------ Records for this task

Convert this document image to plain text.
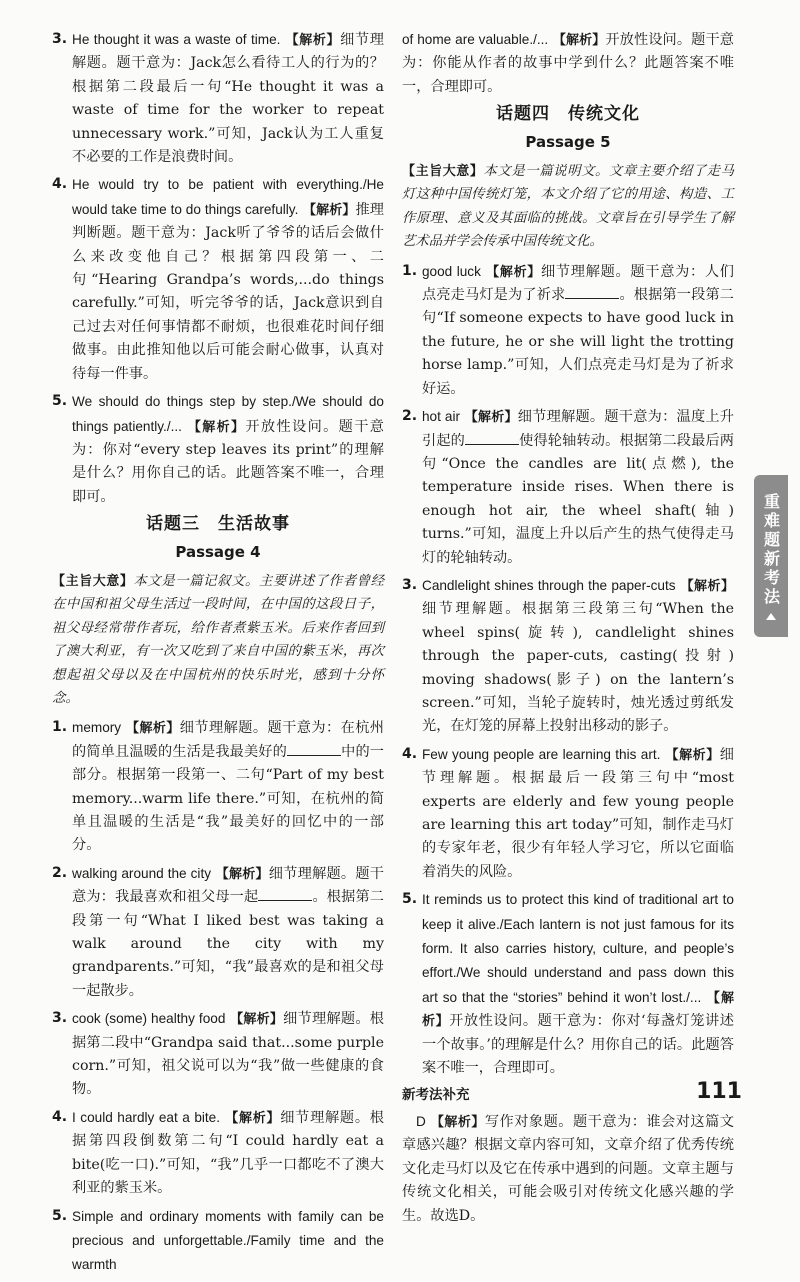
3. He thought it was a waste of time. 【解析】细节理解题。题干意为：Jack怎么看待工人的行为的？根据第二段最后一句“He thought it was a waste of time for the worker to repeat unnecessary work.”可知，Jack认为工人重复不必要的工作是浪费时间。
4. He would try to be patient with everything./He would take time to do things carefully. 【解析】推理判断题。题干意为：Jack听了爷爷的话后会做什么来改变他自己？根据第四段第一、二句“Hearing Grandpa’s words,...do things carefully.”可知，听完爷爷的话，Jack意识到自己过去对任何事情都不耐烦，也很难花时间仔细做事。由此推知他以后可能会耐心做事，认真对待每一件事。
5. We should do things step by step./We should do things patiently./... 【解析】开放性设问。题干意为：你对“every step leaves its print”的理解是什么？用你自己的话。此题答案不唯一，合理即可。
话题三　生活故事
Passage 4
【主旨大意】本文是一篇记叙文。主要讲述了作者曾经在中国和祖父母生活过一段时间，在中国的这段日子，祖父母经常带作者玩，给作者煮紫玉米。后来作者回到了澳大利亚，有一次又吃到了来自中国的紫玉米，再次想起祖父母以及在中国杭州的快乐时光，感到十分怀念。
1. memory 【解析】细节理解题。题干意为：在杭州的简单且温暖的生活是我最美好的	中的一部分。根据第一段第一、二句“Part of my best memory...warm life there.”可知，在杭州的简单且温暖的生活是“我”最美好的回忆中的一部分。
2. walking around the city 【解析】细节理解题。题干意为：我最喜欢和祖父母一起	。根据第二段第一句“What I liked best was taking a walk around the city with my grandparents.”可知，“我”最喜欢的是和祖父母一起散步。
3. cook (some) healthy food 【解析】细节理解题。根据第二段中“Grandpa said that...some purple corn.”可知，祖父说可以为“我”做一些健康的食物。
4. I could hardly eat a bite. 【解析】细节理解题。根据第四段倒数第二句“I could hardly eat a bite(吃一口).”可知，“我”几乎一口都吃不了澳大利亚的紫玉米。
5. Simple and ordinary moments with family can be precious and unforgettable./Family time and the warmth
of home are valuable./... 【解析】开放性设问。题干意为：你能从作者的故事中学到什么？此题答案不唯一，合理即可。
话题四　传统文化
Passage 5
【主旨大意】本文是一篇说明文。文章主要介绍了走马灯这种中国传统灯笼，本文介绍了它的用途、构造、工作原理、意义及其面临的挑战。文章旨在引导学生了解艺术品并学会传承中国传统文化。
1. good luck 【解析】细节理解题。题干意为：人们点亮走马灯是为了祈求	。根据第一段第二句“If someone expects to have good luck in the future, he or she will light the trotting horse lamp.”可知，人们点亮走马灯是为了祈求好运。
2. hot air 【解析】细节理解题。题干意为：温度上升引起的	使得轮轴转动。根据第二段最后两句“Once the candles are lit(点燃), the temperature inside rises. When there is enough hot air, the wheel shaft(轴) turns.”可知，温度上升以后产生的热气使得走马灯的轮轴转动。
3. Candlelight shines through the paper-cuts 【解析】细节理解题。根据第三段第三句“When the wheel spins(旋转), candlelight shines through the paper-cuts, casting(投射) moving shadows(影子) on the lantern’s screen.”可知，当轮子旋转时，烛光透过剪纸发光，在灯笼的屏幕上投射出移动的影子。
4. Few young people are learning this art. 【解析】细节理解题。根据最后一段第三句中“most experts are elderly and few young people are learning this art today”可知，制作走马灯的专家年老，很少有年轻人学习它，所以它面临着消失的风险。
5. It reminds us to protect this kind of traditional art to keep it alive./Each lantern is not just famous for its form. It also carries history, culture, and people’s effort./We should understand and pass down this art so that the “stories” behind it won’t lost./... 【解析】开放性设问。题干意为：你对‘每盏灯笼讲述一个故事。’的理解是什么？用你自己的话。此题答案不唯一，合理即可。
新考法补充
D 【解析】写作对象题。题干意为：谁会对这篇文章感兴趣？根据文章内容可知，文章介绍了优秀传统文化走马灯以及它在传承中遇到的问题。文章主题与传统文化相关，可能会吸引对传统文化感兴趣的学生。故选D。
重难题新考法
111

------------

Transcribe each entry precisely as given, leaving the pictures out.

Convert this document image to plain text.
3. He thought it was a waste of time. 【解析】细节理解题。题干意为：Jack怎么看待工人的行为的？根据第二段最后一句“He thought it was a waste of time for the worker to repeat unnecessary work.”可知，Jack认为工人重复不必要的工作是浪费时间。
4. He would try to be patient with everything./He would take time to do things carefully. 【解析】推理判断题。题干意为：Jack听了爷爷的话后会做什么来改变他自己？根据第四段第一、二句“Hearing Grandpa’s words,...do things carefully.”可知，听完爷爷的话，Jack意识到自己过去对任何事情都不耐烦，也很难花时间仔细做事。由此推知他以后可能会耐心做事，认真对待每一件事。
5. We should do things step by step./We should do things patiently./... 【解析】开放性设问。题干意为：你对“every step leaves its print”的理解是什么？用你自己的话。此题答案不唯一，合理即可。
话题三　生活故事
Passage 4
【主旨大意】本文是一篇记叙文。主要讲述了作者曾经在中国和祖父母生活过一段时间，在中国的这段日子，祖父母经常带作者玩，给作者煮紫玉米。后来作者回到了澳大利亚，有一次又吃到了来自中国的紫玉米，再次想起祖父母以及在中国杭州的快乐时光，感到十分怀念。
1. memory 【解析】细节理解题。题干意为：在杭州的简单且温暖的生活是我最美好的	中的一部分。根据第一段第一、二句“Part of my best memory...warm life there.”可知，在杭州的简单且温暖的生活是“我”最美好的回忆中的一部分。
2. walking around the city 【解析】细节理解题。题干意为：我最喜欢和祖父母一起	。根据第二段第一句“What I liked best was taking a walk around the city with my grandparents.”可知，“我”最喜欢的是和祖父母一起散步。
3. cook (some) healthy food 【解析】细节理解题。根据第二段中“Grandpa said that...some purple corn.”可知，祖父说可以为“我”做一些健康的食物。
4. I could hardly eat a bite. 【解析】细节理解题。根据第四段倒数第二句“I could hardly eat a bite(吃一口).”可知，“我”几乎一口都吃不了澳大利亚的紫玉米。
5. Simple and ordinary moments with family can be precious and unforgettable./Family time and the warmth
of home are valuable./... 【解析】开放性设问。题干意为：你能从作者的故事中学到什么？此题答案不唯一，合理即可。
话题四　传统文化
Passage 5
【主旨大意】本文是一篇说明文。文章主要介绍了走马灯这种中国传统灯笼，本文介绍了它的用途、构造、工作原理、意义及其面临的挑战。文章旨在引导学生了解艺术品并学会传承中国传统文化。
1. good luck 【解析】细节理解题。题干意为：人们点亮走马灯是为了祈求	。根据第一段第二句“If someone expects to have good luck in the future, he or she will light the trotting horse lamp.”可知，人们点亮走马灯是为了祈求好运。
2. hot air 【解析】细节理解题。题干意为：温度上升引起的	使得轮轴转动。根据第二段最后两句“Once the candles are lit(点燃), the temperature inside rises. When there is enough hot air, the wheel shaft(轴) turns.”可知，温度上升以后产生的热气使得走马灯的轮轴转动。
3. Candlelight shines through the paper-cuts 【解析】细节理解题。根据第三段第三句“When the wheel spins(旋转), candlelight shines through the paper-cuts, casting(投射) moving shadows(影子) on the lantern’s screen.”可知，当轮子旋转时，烛光透过剪纸发光，在灯笼的屏幕上投射出移动的影子。
4. Few young people are learning this art. 【解析】细节理解题。根据最后一段第三句中“most experts are elderly and few young people are learning this art today”可知，制作走马灯的专家年老，很少有年轻人学习它，所以它面临着消失的风险。
5. It reminds us to protect this kind of traditional art to keep it alive./Each lantern is not just famous for its form. It also carries history, culture, and people’s effort./We should understand and pass down this art so that the “stories” behind it won’t lost./... 【解析】开放性设问。题干意为：你对‘每盏灯笼讲述一个故事。’的理解是什么？用你自己的话。此题答案不唯一，合理即可。
新考法补充
D 【解析】写作对象题。题干意为：谁会对这篇文章感兴趣？根据文章内容可知，文章介绍了优秀传统文化走马灯以及它在传承中遇到的问题。文章主题与传统文化相关，可能会吸引对传统文化感兴趣的学生。故选D。
重难题新考法
111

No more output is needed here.